[Lines of data]
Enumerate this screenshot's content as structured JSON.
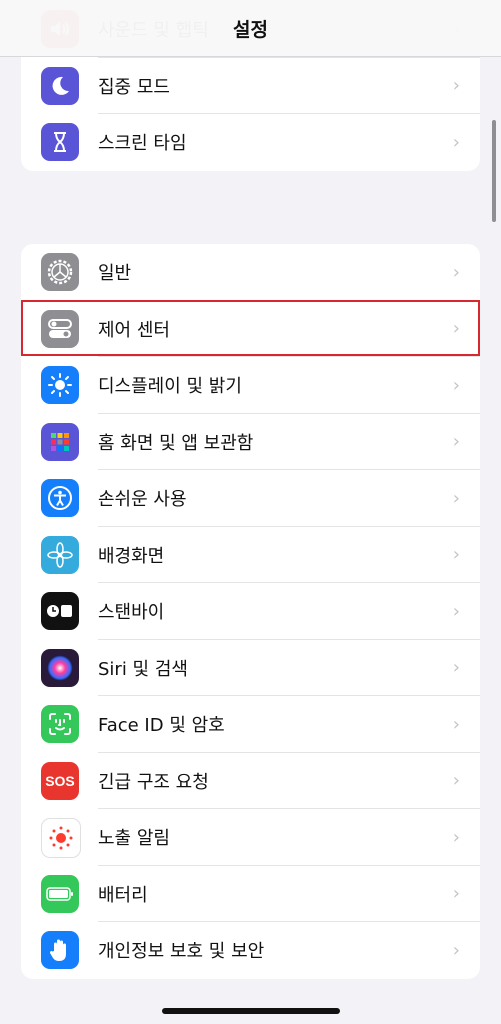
{
  "header": {
    "title": "설정"
  },
  "group1": [
    {
      "label": "사운드 및 햅틱",
      "icon": "speaker-icon",
      "color": "#f0344f"
    },
    {
      "label": "집중 모드",
      "icon": "moon-icon",
      "color": "#5a55d6"
    },
    {
      "label": "스크린 타임",
      "icon": "hourglass-icon",
      "color": "#5a55d6"
    }
  ],
  "group2": [
    {
      "label": "일반",
      "icon": "gear-icon",
      "color": "#8e8e93"
    },
    {
      "label": "제어 센터",
      "icon": "toggles-icon",
      "color": "#8e8e93"
    },
    {
      "label": "디스플레이 및 밝기",
      "icon": "sun-icon",
      "color": "#147efb"
    },
    {
      "label": "홈 화면 및 앱 보관함",
      "icon": "app-grid-icon",
      "color": "#5a55d6"
    },
    {
      "label": "손쉬운 사용",
      "icon": "accessibility-icon",
      "color": "#147efb"
    },
    {
      "label": "배경화면",
      "icon": "flower-icon",
      "color": "#35aadc"
    },
    {
      "label": "스탠바이",
      "icon": "standby-icon",
      "color": "#111111"
    },
    {
      "label": "Siri 및 검색",
      "icon": "siri-icon",
      "color": "#2a1a3a"
    },
    {
      "label": "Face ID 및 암호",
      "icon": "face-id-icon",
      "color": "#34c759"
    },
    {
      "label": "긴급 구조 요청",
      "icon": "sos-icon",
      "color": "#e8352d"
    },
    {
      "label": "노출 알림",
      "icon": "exposure-icon",
      "color": "#ffffff"
    },
    {
      "label": "배터리",
      "icon": "battery-icon",
      "color": "#34c759"
    },
    {
      "label": "개인정보 보호 및 보안",
      "icon": "hand-icon",
      "color": "#147efb"
    }
  ],
  "sos_text": "SOS",
  "highlighted": "제어 센터",
  "highlight_color": "#d8282f"
}
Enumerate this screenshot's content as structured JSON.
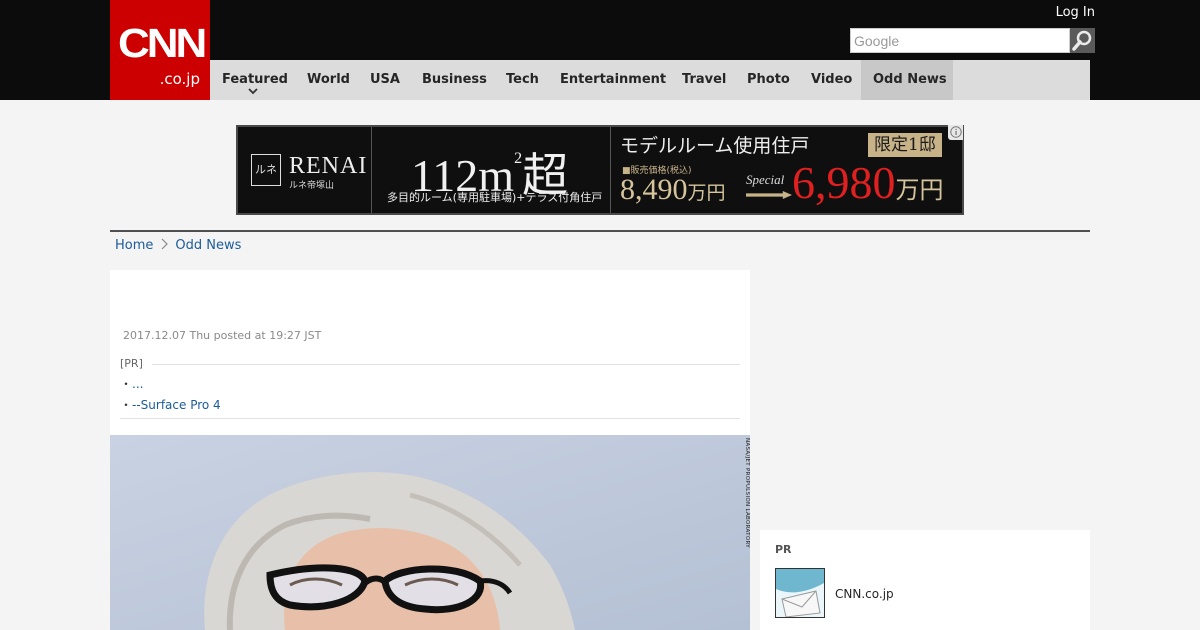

## EXERCISE
All of the records above must be copied exactly, except for the pictures.

## RESULT FOR THIS TASK
Enumerate this screenshot's content as structured JSON.
{
  "header": {
    "title": "설정"
  },
  "group1": [
    {
      "label": "사운드 및 햅틱",
      "icon": "speaker-icon",
      "color": "#f0344f"
    },
    {
      "label": "집중 모드",
      "icon": "moon-icon",
      "color": "#5a55d6"
    },
    {
      "label": "스크린 타임",
      "icon": "hourglass-icon",
      "color": "#5a55d6"
    }
  ],
  "group2": [
    {
      "label": "일반",
      "icon": "gear-icon",
      "color": "#8e8e93"
    },
    {
      "label": "제어 센터",
      "icon": "toggles-icon",
      "color": "#8e8e93"
    },
    {
      "label": "디스플레이 및 밝기",
      "icon": "sun-icon",
      "color": "#147efb"
    },
    {
      "label": "홈 화면 및 앱 보관함",
      "icon": "app-grid-icon",
      "color": "#5a55d6"
    },
    {
      "label": "손쉬운 사용",
      "icon": "accessibility-icon",
      "color": "#147efb"
    },
    {
      "label": "배경화면",
      "icon": "flower-icon",
      "color": "#35aadc"
    },
    {
      "label": "스탠바이",
      "icon": "standby-icon",
      "color": "#111111"
    },
    {
      "label": "Siri 및 검색",
      "icon": "siri-icon",
      "color": "#2a1a3a"
    },
    {
      "label": "Face ID 및 암호",
      "icon": "face-id-icon",
      "color": "#34c759"
    },
    {
      "label": "긴급 구조 요청",
      "icon": "sos-icon",
      "color": "#e8352d"
    },
    {
      "label": "노출 알림",
      "icon": "exposure-icon",
      "color": "#ffffff"
    },
    {
      "label": "배터리",
      "icon": "battery-icon",
      "color": "#34c759"
    },
    {
      "label": "개인정보 보호 및 보안",
      "icon": "hand-icon",
      "color": "#147efb"
    }
  ],
  "sos_text": "SOS",
  "highlighted": "제어 센터",
  "highlight_color": "#d8282f"
}
Enumerate this screenshot's content as structured JSON.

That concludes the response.